> Goal
Transcribe every entry word for word. Skip the pictures.

(Some records)
|---|
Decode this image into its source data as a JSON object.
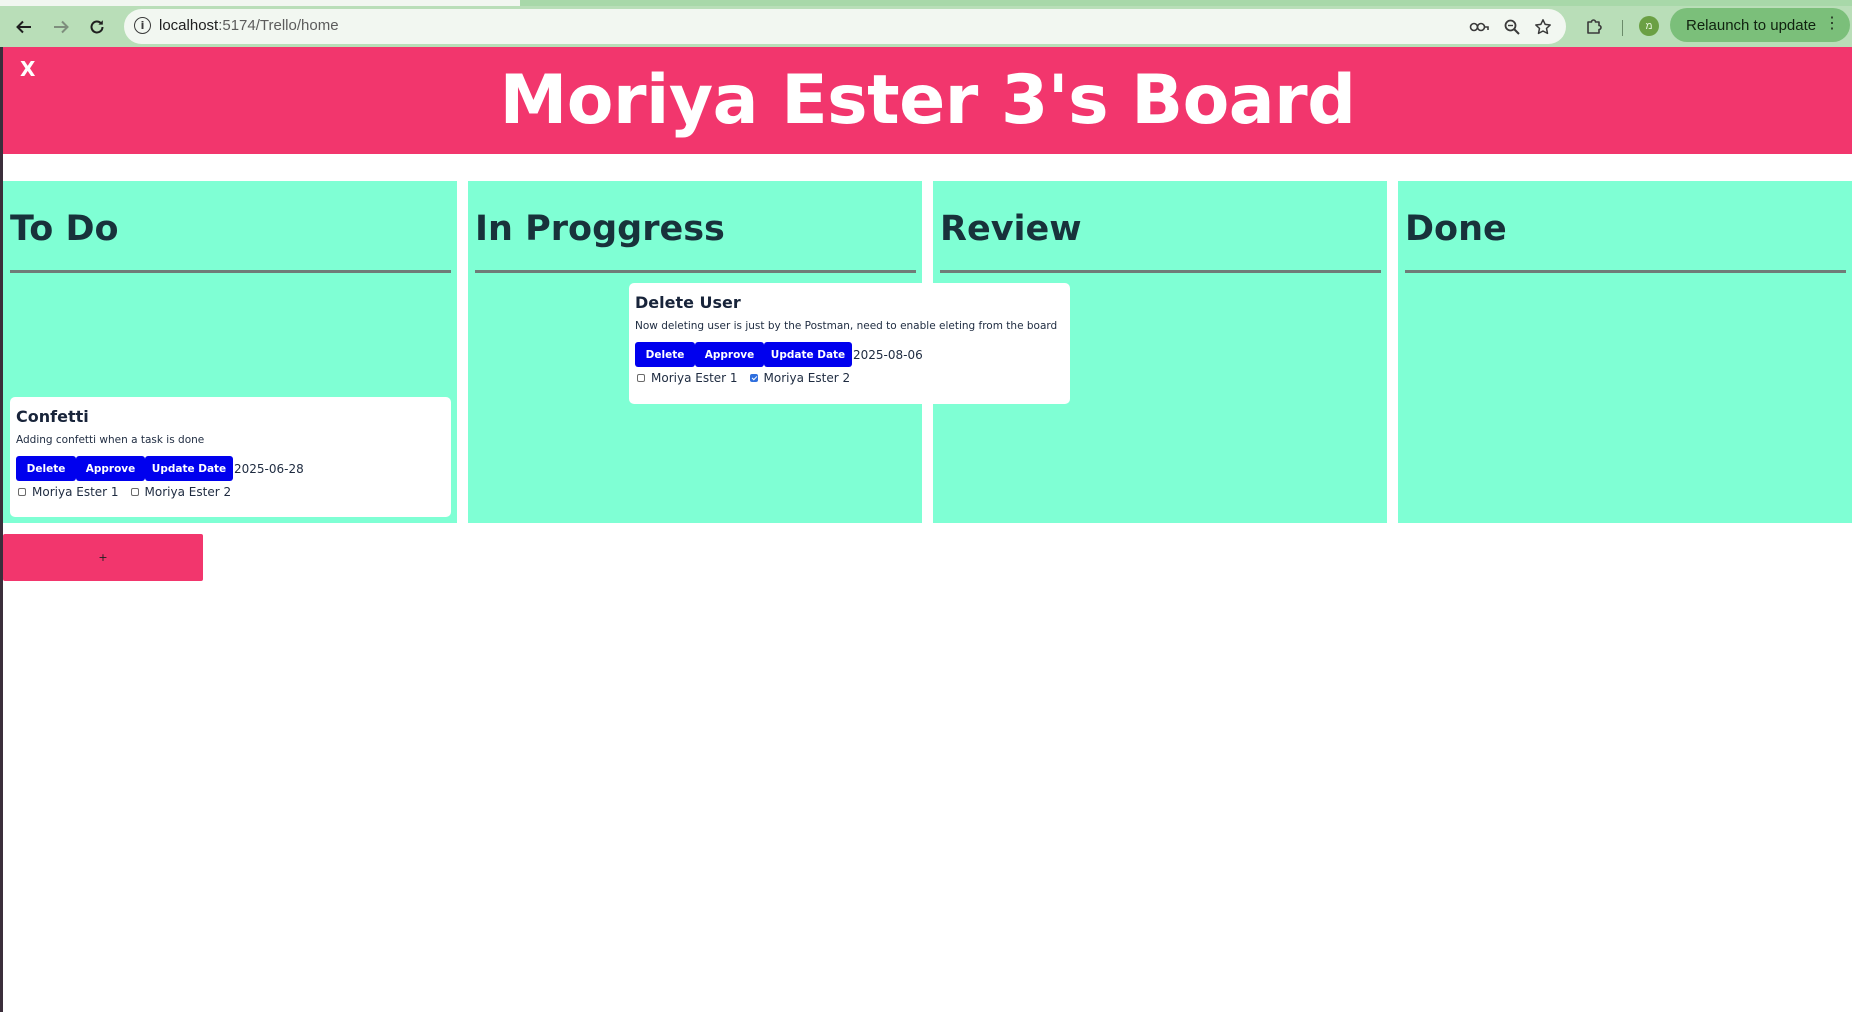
{
  "browser": {
    "url_host": "localhost",
    "url_path": ":5174/Trello/home",
    "relaunch_label": "Relaunch to update",
    "profile_initial": "מ",
    "icons": {
      "back": "back-arrow-icon",
      "forward": "forward-arrow-icon",
      "reload": "reload-icon",
      "site_info": "info-icon",
      "password": "key-icon",
      "zoom": "zoom-icon",
      "bookmark": "star-icon",
      "extensions": "puzzle-icon",
      "menu": "kebab-menu-icon"
    }
  },
  "board": {
    "close_label": "X",
    "title": "Moriya Ester 3's Board",
    "add_button_label": "+",
    "colors": {
      "header": "#f2366d",
      "column": "#7fffd4",
      "button": "#0000ee",
      "add_button": "#f2366d"
    },
    "columns": [
      {
        "title": "To Do"
      },
      {
        "title": "In Proggress"
      },
      {
        "title": "Review"
      },
      {
        "title": "Done"
      }
    ],
    "tasks": [
      {
        "title": "Confetti",
        "description": "Adding confetti when a task is done",
        "delete_label": "Delete",
        "approve_label": "Approve",
        "update_label": "Update Date",
        "date": "2025-06-28",
        "assignees": [
          {
            "name": "Moriya Ester 1",
            "checked": false
          },
          {
            "name": "Moriya Ester 2",
            "checked": false
          }
        ]
      },
      {
        "title": "Delete User",
        "description": "Now deleting user is just by the Postman, need to enable eleting from the board",
        "delete_label": "Delete",
        "approve_label": "Approve",
        "update_label": "Update Date",
        "date": "2025-08-06",
        "assignees": [
          {
            "name": "Moriya Ester 1",
            "checked": false
          },
          {
            "name": "Moriya Ester 2",
            "checked": true
          }
        ]
      }
    ]
  }
}
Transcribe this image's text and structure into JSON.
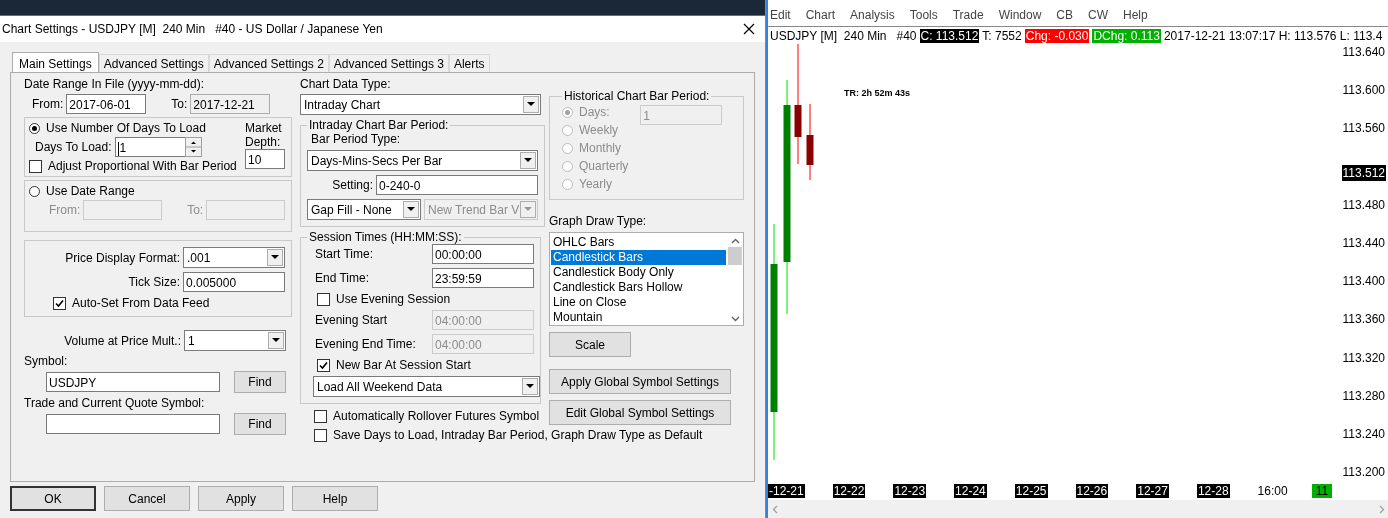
{
  "dialog": {
    "title": "Chart Settings - USDJPY [M]  240 Min   #40 - US Dollar / Japanese Yen",
    "tabs": [
      {
        "label": "Main Settings",
        "selected": true
      },
      {
        "label": "Advanced Settings",
        "selected": false
      },
      {
        "label": "Advanced Settings 2",
        "selected": false
      },
      {
        "label": "Advanced Settings 3",
        "selected": false
      },
      {
        "label": "Alerts",
        "selected": false
      }
    ],
    "date_range": {
      "label": "Date Range In File (yyyy-mm-dd):",
      "from_label": "From:",
      "from": "2017-06-01",
      "to_label": "To:",
      "to": "2017-12-21"
    },
    "days_group": {
      "radio_label": "Use Number Of Days To Load",
      "selected": true,
      "days_label": "Days To Load:",
      "days": "1",
      "adjust_label": "Adjust Proportional With Bar Period",
      "adjust_checked": false,
      "depth_label_1": "Market",
      "depth_label_2": "Depth:",
      "depth": "10"
    },
    "range_group": {
      "radio_label": "Use Date Range",
      "selected": false,
      "from_label": "From:",
      "to_label": "To:"
    },
    "price_group": {
      "format_label": "Price Display Format:",
      "format": ".001",
      "tick_label": "Tick Size:",
      "tick": "0.005000",
      "auto_label": "Auto-Set From Data Feed",
      "auto_checked": true
    },
    "volume": {
      "label": "Volume at Price Mult.:",
      "value": "1"
    },
    "symbol": {
      "label": "Symbol:",
      "value": "USDJPY",
      "find": "Find"
    },
    "quote_symbol": {
      "label": "Trade and Current Quote Symbol:",
      "find": "Find"
    },
    "chart_data_type": {
      "label": "Chart Data Type:",
      "value": "Intraday Chart"
    },
    "intraday": {
      "legend": "Intraday Chart Bar Period:",
      "type_label": "Bar Period Type:",
      "type": "Days-Mins-Secs Per Bar",
      "setting_label": "Setting:",
      "setting": "0-240-0",
      "gap_fill": "Gap Fill - None",
      "trend": "New Trend Bar V"
    },
    "session": {
      "legend": "Session Times (HH:MM:SS):",
      "items": [
        {
          "kind": "field",
          "label": "Start Time:",
          "value": "00:00:00",
          "disabled": false
        },
        {
          "kind": "field",
          "label": "End Time:",
          "value": "23:59:59",
          "disabled": false
        },
        {
          "kind": "checkbox",
          "label": "Use Evening Session",
          "checked": false
        },
        {
          "kind": "field",
          "label": "Evening Start",
          "value": "04:00:00",
          "disabled": true
        },
        {
          "kind": "field",
          "label": "Evening End Time:",
          "value": "04:00:00",
          "disabled": true
        },
        {
          "kind": "checkbox",
          "label": "New Bar At Session Start",
          "checked": true
        },
        {
          "kind": "select",
          "value": "Load All Weekend Data"
        }
      ]
    },
    "bottom_checks": [
      {
        "label": "Automatically Rollover Futures Symbol",
        "checked": false
      },
      {
        "label": "Save Days to Load, Intraday Bar Period, Graph Draw Type as Default",
        "checked": false
      }
    ],
    "historical": {
      "legend": "Historical Chart Bar Period:",
      "days_value": "1",
      "options": [
        {
          "label": "Days:",
          "selected": true
        },
        {
          "label": "Weekly",
          "selected": false
        },
        {
          "label": "Monthly",
          "selected": false
        },
        {
          "label": "Quarterly",
          "selected": false
        },
        {
          "label": "Yearly",
          "selected": false
        }
      ]
    },
    "graph_draw_type": {
      "label": "Graph Draw Type:",
      "items": [
        {
          "label": "OHLC Bars",
          "selected": false
        },
        {
          "label": "Candlestick Bars",
          "selected": true
        },
        {
          "label": "Candlestick Body Only",
          "selected": false
        },
        {
          "label": "Candlestick Bars Hollow",
          "selected": false
        },
        {
          "label": "Line on Close",
          "selected": false
        },
        {
          "label": "Mountain",
          "selected": false
        }
      ]
    },
    "scale_button": "Scale",
    "global_buttons": [
      "Apply Global Symbol Settings",
      "Edit Global Symbol Settings"
    ],
    "footer_buttons": [
      "OK",
      "Cancel",
      "Apply",
      "Help"
    ]
  },
  "chart": {
    "menu": [
      "Edit",
      "Chart",
      "Analysis",
      "Tools",
      "Trade",
      "Window",
      "CB",
      "CW",
      "Help"
    ],
    "info": [
      {
        "text": "USDJPY [M]  240 Min   #40",
        "kind": "plain"
      },
      {
        "text": "C: 113.512",
        "kind": "price"
      },
      {
        "text": "T: 7552",
        "kind": "plain"
      },
      {
        "text": "Chg: -0.030",
        "kind": "down"
      },
      {
        "text": "DChg: 0.113",
        "kind": "up"
      },
      {
        "text": "2017-12-21 13:07:17 H: 113.576 L: 113.4",
        "kind": "plain"
      }
    ],
    "timer": "TR: 2h 52m 43s",
    "price_labels": [
      {
        "text": "113.640",
        "kind": "tick"
      },
      {
        "text": "113.600",
        "kind": "tick"
      },
      {
        "text": "113.560",
        "kind": "tick"
      },
      {
        "text": "113.512",
        "kind": "current"
      },
      {
        "text": "113.480",
        "kind": "tick"
      },
      {
        "text": "113.440",
        "kind": "tick"
      },
      {
        "text": "113.400",
        "kind": "tick"
      },
      {
        "text": "113.360",
        "kind": "tick"
      },
      {
        "text": "113.320",
        "kind": "tick"
      },
      {
        "text": "113.280",
        "kind": "tick"
      },
      {
        "text": "113.240",
        "kind": "tick"
      },
      {
        "text": "113.200",
        "kind": "tick"
      }
    ],
    "time_labels": [
      {
        "text": "-12-21",
        "kind": "date"
      },
      {
        "text": "12-22",
        "kind": "date"
      },
      {
        "text": "12-23",
        "kind": "date"
      },
      {
        "text": "12-24",
        "kind": "date"
      },
      {
        "text": "12-25",
        "kind": "date"
      },
      {
        "text": "12-26",
        "kind": "date"
      },
      {
        "text": "12-27",
        "kind": "date"
      },
      {
        "text": "12-28",
        "kind": "date"
      },
      {
        "text": "16:00",
        "kind": "time"
      },
      {
        "text": "11",
        "kind": "live"
      }
    ]
  }
}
|---|
> Response to the exercise
Decode this image into its source data as a JSON object.
{
  "browser": {
    "url_host": "localhost",
    "url_path": ":5174/Trello/home",
    "relaunch_label": "Relaunch to update",
    "profile_initial": "מ",
    "icons": {
      "back": "back-arrow-icon",
      "forward": "forward-arrow-icon",
      "reload": "reload-icon",
      "site_info": "info-icon",
      "password": "key-icon",
      "zoom": "zoom-icon",
      "bookmark": "star-icon",
      "extensions": "puzzle-icon",
      "menu": "kebab-menu-icon"
    }
  },
  "board": {
    "close_label": "X",
    "title": "Moriya Ester 3's Board",
    "add_button_label": "+",
    "colors": {
      "header": "#f2366d",
      "column": "#7fffd4",
      "button": "#0000ee",
      "add_button": "#f2366d"
    },
    "columns": [
      {
        "title": "To Do"
      },
      {
        "title": "In Proggress"
      },
      {
        "title": "Review"
      },
      {
        "title": "Done"
      }
    ],
    "tasks": [
      {
        "title": "Confetti",
        "description": "Adding confetti when a task is done",
        "delete_label": "Delete",
        "approve_label": "Approve",
        "update_label": "Update Date",
        "date": "2025-06-28",
        "assignees": [
          {
            "name": "Moriya Ester 1",
            "checked": false
          },
          {
            "name": "Moriya Ester 2",
            "checked": false
          }
        ]
      },
      {
        "title": "Delete User",
        "description": "Now deleting user is just by the Postman, need to enable eleting from the board",
        "delete_label": "Delete",
        "approve_label": "Approve",
        "update_label": "Update Date",
        "date": "2025-08-06",
        "assignees": [
          {
            "name": "Moriya Ester 1",
            "checked": false
          },
          {
            "name": "Moriya Ester 2",
            "checked": true
          }
        ]
      }
    ]
  }
}
Transcribe this image's text and structure into JSON.
{
  "dialog": {
    "title": "Chart Settings - USDJPY [M]  240 Min   #40 - US Dollar / Japanese Yen",
    "tabs": [
      {
        "label": "Main Settings",
        "selected": true
      },
      {
        "label": "Advanced Settings",
        "selected": false
      },
      {
        "label": "Advanced Settings 2",
        "selected": false
      },
      {
        "label": "Advanced Settings 3",
        "selected": false
      },
      {
        "label": "Alerts",
        "selected": false
      }
    ],
    "date_range": {
      "label": "Date Range In File (yyyy-mm-dd):",
      "from_label": "From:",
      "from": "2017-06-01",
      "to_label": "To:",
      "to": "2017-12-21"
    },
    "days_group": {
      "radio_label": "Use Number Of Days To Load",
      "selected": true,
      "days_label": "Days To Load:",
      "days": "1",
      "adjust_label": "Adjust Proportional With Bar Period",
      "adjust_checked": false,
      "depth_label_1": "Market",
      "depth_label_2": "Depth:",
      "depth": "10"
    },
    "range_group": {
      "radio_label": "Use Date Range",
      "selected": false,
      "from_label": "From:",
      "to_label": "To:"
    },
    "price_group": {
      "format_label": "Price Display Format:",
      "format": ".001",
      "tick_label": "Tick Size:",
      "tick": "0.005000",
      "auto_label": "Auto-Set From Data Feed",
      "auto_checked": true
    },
    "volume": {
      "label": "Volume at Price Mult.:",
      "value": "1"
    },
    "symbol": {
      "label": "Symbol:",
      "value": "USDJPY",
      "find": "Find"
    },
    "quote_symbol": {
      "label": "Trade and Current Quote Symbol:",
      "find": "Find"
    },
    "chart_data_type": {
      "label": "Chart Data Type:",
      "value": "Intraday Chart"
    },
    "intraday": {
      "legend": "Intraday Chart Bar Period:",
      "type_label": "Bar Period Type:",
      "type": "Days-Mins-Secs Per Bar",
      "setting_label": "Setting:",
      "setting": "0-240-0",
      "gap_fill": "Gap Fill - None",
      "trend": "New Trend Bar V"
    },
    "session": {
      "legend": "Session Times (HH:MM:SS):",
      "items": [
        {
          "kind": "field",
          "label": "Start Time:",
          "value": "00:00:00",
          "disabled": false
        },
        {
          "kind": "field",
          "label": "End Time:",
          "value": "23:59:59",
          "disabled": false
        },
        {
          "kind": "checkbox",
          "label": "Use Evening Session",
          "checked": false
        },
        {
          "kind": "field",
          "label": "Evening Start",
          "value": "04:00:00",
          "disabled": true
        },
        {
          "kind": "field",
          "label": "Evening End Time:",
          "value": "04:00:00",
          "disabled": true
        },
        {
          "kind": "checkbox",
          "label": "New Bar At Session Start",
          "checked": true
        },
        {
          "kind": "select",
          "value": "Load All Weekend Data"
        }
      ]
    },
    "bottom_checks": [
      {
        "label": "Automatically Rollover Futures Symbol",
        "checked": false
      },
      {
        "label": "Save Days to Load, Intraday Bar Period, Graph Draw Type as Default",
        "checked": false
      }
    ],
    "historical": {
      "legend": "Historical Chart Bar Period:",
      "days_value": "1",
      "options": [
        {
          "label": "Days:",
          "selected": true
        },
        {
          "label": "Weekly",
          "selected": false
        },
        {
          "label": "Monthly",
          "selected": false
        },
        {
          "label": "Quarterly",
          "selected": false
        },
        {
          "label": "Yearly",
          "selected": false
        }
      ]
    },
    "graph_draw_type": {
      "label": "Graph Draw Type:",
      "items": [
        {
          "label": "OHLC Bars",
          "selected": false
        },
        {
          "label": "Candlestick Bars",
          "selected": true
        },
        {
          "label": "Candlestick Body Only",
          "selected": false
        },
        {
          "label": "Candlestick Bars Hollow",
          "selected": false
        },
        {
          "label": "Line on Close",
          "selected": false
        },
        {
          "label": "Mountain",
          "selected": false
        }
      ]
    },
    "scale_button": "Scale",
    "global_buttons": [
      "Apply Global Symbol Settings",
      "Edit Global Symbol Settings"
    ],
    "footer_buttons": [
      "OK",
      "Cancel",
      "Apply",
      "Help"
    ]
  },
  "chart": {
    "menu": [
      "Edit",
      "Chart",
      "Analysis",
      "Tools",
      "Trade",
      "Window",
      "CB",
      "CW",
      "Help"
    ],
    "info": [
      {
        "text": "USDJPY [M]  240 Min   #40",
        "kind": "plain"
      },
      {
        "text": "C: 113.512",
        "kind": "price"
      },
      {
        "text": "T: 7552",
        "kind": "plain"
      },
      {
        "text": "Chg: -0.030",
        "kind": "down"
      },
      {
        "text": "DChg: 0.113",
        "kind": "up"
      },
      {
        "text": "2017-12-21 13:07:17 H: 113.576 L: 113.4",
        "kind": "plain"
      }
    ],
    "timer": "TR: 2h 52m 43s",
    "price_labels": [
      {
        "text": "113.640",
        "kind": "tick"
      },
      {
        "text": "113.600",
        "kind": "tick"
      },
      {
        "text": "113.560",
        "kind": "tick"
      },
      {
        "text": "113.512",
        "kind": "current"
      },
      {
        "text": "113.480",
        "kind": "tick"
      },
      {
        "text": "113.440",
        "kind": "tick"
      },
      {
        "text": "113.400",
        "kind": "tick"
      },
      {
        "text": "113.360",
        "kind": "tick"
      },
      {
        "text": "113.320",
        "kind": "tick"
      },
      {
        "text": "113.280",
        "kind": "tick"
      },
      {
        "text": "113.240",
        "kind": "tick"
      },
      {
        "text": "113.200",
        "kind": "tick"
      }
    ],
    "time_labels": [
      {
        "text": "-12-21",
        "kind": "date"
      },
      {
        "text": "12-22",
        "kind": "date"
      },
      {
        "text": "12-23",
        "kind": "date"
      },
      {
        "text": "12-24",
        "kind": "date"
      },
      {
        "text": "12-25",
        "kind": "date"
      },
      {
        "text": "12-26",
        "kind": "date"
      },
      {
        "text": "12-27",
        "kind": "date"
      },
      {
        "text": "12-28",
        "kind": "date"
      },
      {
        "text": "16:00",
        "kind": "time"
      },
      {
        "text": "11",
        "kind": "live"
      }
    ]
  }
}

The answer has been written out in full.